[Records held in a dataset]

□ □ □

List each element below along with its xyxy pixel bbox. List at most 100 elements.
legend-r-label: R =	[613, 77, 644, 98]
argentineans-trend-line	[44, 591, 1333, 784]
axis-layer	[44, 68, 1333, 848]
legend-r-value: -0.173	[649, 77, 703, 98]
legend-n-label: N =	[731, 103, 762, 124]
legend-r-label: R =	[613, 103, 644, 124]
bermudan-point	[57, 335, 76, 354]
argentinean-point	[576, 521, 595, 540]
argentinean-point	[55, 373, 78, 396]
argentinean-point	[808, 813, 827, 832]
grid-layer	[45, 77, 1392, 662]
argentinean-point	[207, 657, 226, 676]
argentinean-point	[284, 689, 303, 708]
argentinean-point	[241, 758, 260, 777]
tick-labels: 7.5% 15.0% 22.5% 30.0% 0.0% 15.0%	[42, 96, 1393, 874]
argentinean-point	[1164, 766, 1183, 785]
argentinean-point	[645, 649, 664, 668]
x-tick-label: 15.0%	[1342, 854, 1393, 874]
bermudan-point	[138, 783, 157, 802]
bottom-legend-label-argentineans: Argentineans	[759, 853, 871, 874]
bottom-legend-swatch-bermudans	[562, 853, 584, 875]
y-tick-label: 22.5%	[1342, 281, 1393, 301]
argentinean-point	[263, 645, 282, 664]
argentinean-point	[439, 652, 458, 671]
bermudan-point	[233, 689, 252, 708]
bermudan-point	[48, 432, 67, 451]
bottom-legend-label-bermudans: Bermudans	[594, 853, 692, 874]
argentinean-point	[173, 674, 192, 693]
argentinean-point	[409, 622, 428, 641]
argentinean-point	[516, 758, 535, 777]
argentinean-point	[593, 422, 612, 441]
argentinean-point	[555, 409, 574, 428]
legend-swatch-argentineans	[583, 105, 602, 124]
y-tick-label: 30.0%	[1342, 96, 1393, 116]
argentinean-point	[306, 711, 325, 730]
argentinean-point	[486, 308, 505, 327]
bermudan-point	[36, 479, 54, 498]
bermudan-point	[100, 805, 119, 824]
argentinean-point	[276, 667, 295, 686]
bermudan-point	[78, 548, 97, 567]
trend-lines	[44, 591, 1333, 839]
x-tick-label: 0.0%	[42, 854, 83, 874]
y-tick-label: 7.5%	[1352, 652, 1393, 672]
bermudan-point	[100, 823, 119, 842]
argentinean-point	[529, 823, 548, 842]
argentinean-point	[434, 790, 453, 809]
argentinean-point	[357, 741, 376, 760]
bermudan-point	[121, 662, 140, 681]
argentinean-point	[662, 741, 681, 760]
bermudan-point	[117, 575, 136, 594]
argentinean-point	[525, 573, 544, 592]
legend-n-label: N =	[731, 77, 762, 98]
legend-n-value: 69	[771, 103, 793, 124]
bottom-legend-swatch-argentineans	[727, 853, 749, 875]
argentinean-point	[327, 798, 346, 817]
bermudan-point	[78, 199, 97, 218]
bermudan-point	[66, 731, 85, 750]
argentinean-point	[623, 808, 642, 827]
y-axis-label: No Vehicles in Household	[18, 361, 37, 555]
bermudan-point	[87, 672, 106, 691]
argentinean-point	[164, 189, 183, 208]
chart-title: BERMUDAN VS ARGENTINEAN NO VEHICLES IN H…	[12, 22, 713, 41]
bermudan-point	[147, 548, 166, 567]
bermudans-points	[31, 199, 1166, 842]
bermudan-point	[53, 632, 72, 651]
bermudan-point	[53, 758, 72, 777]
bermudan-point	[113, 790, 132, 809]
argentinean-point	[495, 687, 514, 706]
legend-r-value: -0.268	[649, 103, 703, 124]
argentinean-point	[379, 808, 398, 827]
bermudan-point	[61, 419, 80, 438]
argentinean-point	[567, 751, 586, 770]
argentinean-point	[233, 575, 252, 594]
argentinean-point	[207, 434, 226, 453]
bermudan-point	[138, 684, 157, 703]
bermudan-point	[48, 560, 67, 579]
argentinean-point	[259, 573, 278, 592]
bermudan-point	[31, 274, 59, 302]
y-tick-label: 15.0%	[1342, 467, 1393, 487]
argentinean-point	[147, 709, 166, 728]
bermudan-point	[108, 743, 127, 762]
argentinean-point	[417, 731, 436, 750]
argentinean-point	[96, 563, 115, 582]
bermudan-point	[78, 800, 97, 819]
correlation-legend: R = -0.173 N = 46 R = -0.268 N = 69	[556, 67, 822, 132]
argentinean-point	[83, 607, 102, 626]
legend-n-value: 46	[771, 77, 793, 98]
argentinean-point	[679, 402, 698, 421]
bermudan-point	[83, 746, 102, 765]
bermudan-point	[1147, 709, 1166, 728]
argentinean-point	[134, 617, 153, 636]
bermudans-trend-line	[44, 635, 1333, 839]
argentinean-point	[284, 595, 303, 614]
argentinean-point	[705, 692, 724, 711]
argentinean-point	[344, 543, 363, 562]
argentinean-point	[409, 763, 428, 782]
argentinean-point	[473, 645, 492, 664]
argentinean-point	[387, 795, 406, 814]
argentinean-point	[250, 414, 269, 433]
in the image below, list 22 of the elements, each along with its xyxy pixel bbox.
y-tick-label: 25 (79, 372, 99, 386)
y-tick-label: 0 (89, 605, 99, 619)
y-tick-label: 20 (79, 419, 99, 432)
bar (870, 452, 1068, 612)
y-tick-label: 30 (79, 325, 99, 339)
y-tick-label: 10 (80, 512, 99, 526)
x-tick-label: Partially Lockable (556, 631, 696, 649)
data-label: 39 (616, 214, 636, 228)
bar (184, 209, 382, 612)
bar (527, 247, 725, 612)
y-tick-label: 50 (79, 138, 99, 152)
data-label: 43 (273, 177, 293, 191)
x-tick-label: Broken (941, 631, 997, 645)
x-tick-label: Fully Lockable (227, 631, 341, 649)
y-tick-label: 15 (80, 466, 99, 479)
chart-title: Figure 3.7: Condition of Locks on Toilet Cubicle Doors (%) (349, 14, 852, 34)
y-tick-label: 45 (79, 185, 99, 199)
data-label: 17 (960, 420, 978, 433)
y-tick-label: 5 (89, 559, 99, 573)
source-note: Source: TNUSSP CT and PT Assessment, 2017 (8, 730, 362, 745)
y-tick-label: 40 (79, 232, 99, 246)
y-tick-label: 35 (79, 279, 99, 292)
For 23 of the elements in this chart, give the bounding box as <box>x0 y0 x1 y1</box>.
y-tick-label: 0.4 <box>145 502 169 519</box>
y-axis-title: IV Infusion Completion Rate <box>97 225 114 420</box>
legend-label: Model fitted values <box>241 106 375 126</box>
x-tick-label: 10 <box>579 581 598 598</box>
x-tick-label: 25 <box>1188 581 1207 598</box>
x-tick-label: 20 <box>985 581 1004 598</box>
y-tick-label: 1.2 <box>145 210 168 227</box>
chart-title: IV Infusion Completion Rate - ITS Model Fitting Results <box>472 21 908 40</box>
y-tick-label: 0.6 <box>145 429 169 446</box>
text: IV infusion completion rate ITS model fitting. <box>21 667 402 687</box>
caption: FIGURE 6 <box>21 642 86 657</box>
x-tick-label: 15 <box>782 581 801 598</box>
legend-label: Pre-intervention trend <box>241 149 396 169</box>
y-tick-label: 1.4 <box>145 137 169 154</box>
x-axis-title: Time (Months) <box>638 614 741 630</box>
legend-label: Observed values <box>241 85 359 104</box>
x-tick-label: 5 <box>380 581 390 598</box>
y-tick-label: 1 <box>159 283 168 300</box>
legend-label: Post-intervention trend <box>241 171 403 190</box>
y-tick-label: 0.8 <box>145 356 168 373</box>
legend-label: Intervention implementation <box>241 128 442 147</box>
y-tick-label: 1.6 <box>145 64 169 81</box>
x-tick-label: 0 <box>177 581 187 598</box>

□ □ □

◆ Work required
Transcribe the entries character for character, beginning with their first line and stopping after the line that contains "689, 252, 708]", including that line.

◆ Task solution
List each element below along with its xyxy pixel bbox. List at most 100 elements.
legend-r-label: R =	[613, 77, 644, 98]
argentineans-trend-line	[44, 591, 1333, 784]
axis-layer	[44, 68, 1333, 848]
legend-r-value: -0.173	[649, 77, 703, 98]
legend-n-label: N =	[731, 103, 762, 124]
legend-r-label: R =	[613, 103, 644, 124]
bermudan-point	[57, 335, 76, 354]
argentinean-point	[576, 521, 595, 540]
argentinean-point	[55, 373, 78, 396]
argentinean-point	[808, 813, 827, 832]
grid-layer	[45, 77, 1392, 662]
argentinean-point	[207, 657, 226, 676]
argentinean-point	[284, 689, 303, 708]
argentinean-point	[241, 758, 260, 777]
tick-labels: 7.5% 15.0% 22.5% 30.0% 0.0% 15.0%	[42, 96, 1393, 874]
argentinean-point	[1164, 766, 1183, 785]
argentinean-point	[645, 649, 664, 668]
x-tick-label: 15.0%	[1342, 854, 1393, 874]
bermudan-point	[138, 783, 157, 802]
bottom-legend-label-argentineans: Argentineans	[759, 853, 871, 874]
bottom-legend-swatch-bermudans	[562, 853, 584, 875]
y-tick-label: 22.5%	[1342, 281, 1393, 301]
argentinean-point	[263, 645, 282, 664]
argentinean-point	[439, 652, 458, 671]
bermudan-point	[233, 689, 252, 708]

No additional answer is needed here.